-- START Records provided --
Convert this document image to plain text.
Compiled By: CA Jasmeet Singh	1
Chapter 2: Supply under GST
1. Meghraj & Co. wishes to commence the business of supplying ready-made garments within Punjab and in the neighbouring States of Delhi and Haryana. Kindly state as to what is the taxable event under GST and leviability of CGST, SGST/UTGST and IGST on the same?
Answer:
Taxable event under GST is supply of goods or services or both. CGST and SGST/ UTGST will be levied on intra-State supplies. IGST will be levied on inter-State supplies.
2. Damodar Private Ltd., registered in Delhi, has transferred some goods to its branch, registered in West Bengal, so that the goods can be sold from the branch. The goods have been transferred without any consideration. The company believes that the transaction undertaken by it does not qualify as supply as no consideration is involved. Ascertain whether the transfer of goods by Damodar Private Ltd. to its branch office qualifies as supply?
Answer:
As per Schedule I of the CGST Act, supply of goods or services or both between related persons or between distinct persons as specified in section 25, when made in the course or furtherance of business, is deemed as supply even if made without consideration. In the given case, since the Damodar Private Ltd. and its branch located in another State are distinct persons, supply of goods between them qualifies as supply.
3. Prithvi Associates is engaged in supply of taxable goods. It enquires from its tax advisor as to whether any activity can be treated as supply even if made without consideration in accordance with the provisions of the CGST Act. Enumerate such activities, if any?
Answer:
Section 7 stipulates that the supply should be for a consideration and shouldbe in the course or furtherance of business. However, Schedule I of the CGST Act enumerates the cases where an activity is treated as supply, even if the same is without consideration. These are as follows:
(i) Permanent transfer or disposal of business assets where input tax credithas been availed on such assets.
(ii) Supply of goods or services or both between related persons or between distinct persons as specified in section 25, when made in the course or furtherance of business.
-- END Records provided --
Your objective: From the data above, show each line that contains "when".

Answer below:
As per Schedule I of the CGST Act, supply of goods or services or both between related persons or between distinct persons as specified in section 25, when made in the course or furtherance of business, is deemed as supply even if made without consideration. In the given case, since the Damodar Private Ltd. and its branch located in another State are distinct persons, supply of goods between them qualifies as supply.
(ii) Supply of goods or services or both between related persons or between distinct persons as specified in section 25, when made in the course or furtherance of business.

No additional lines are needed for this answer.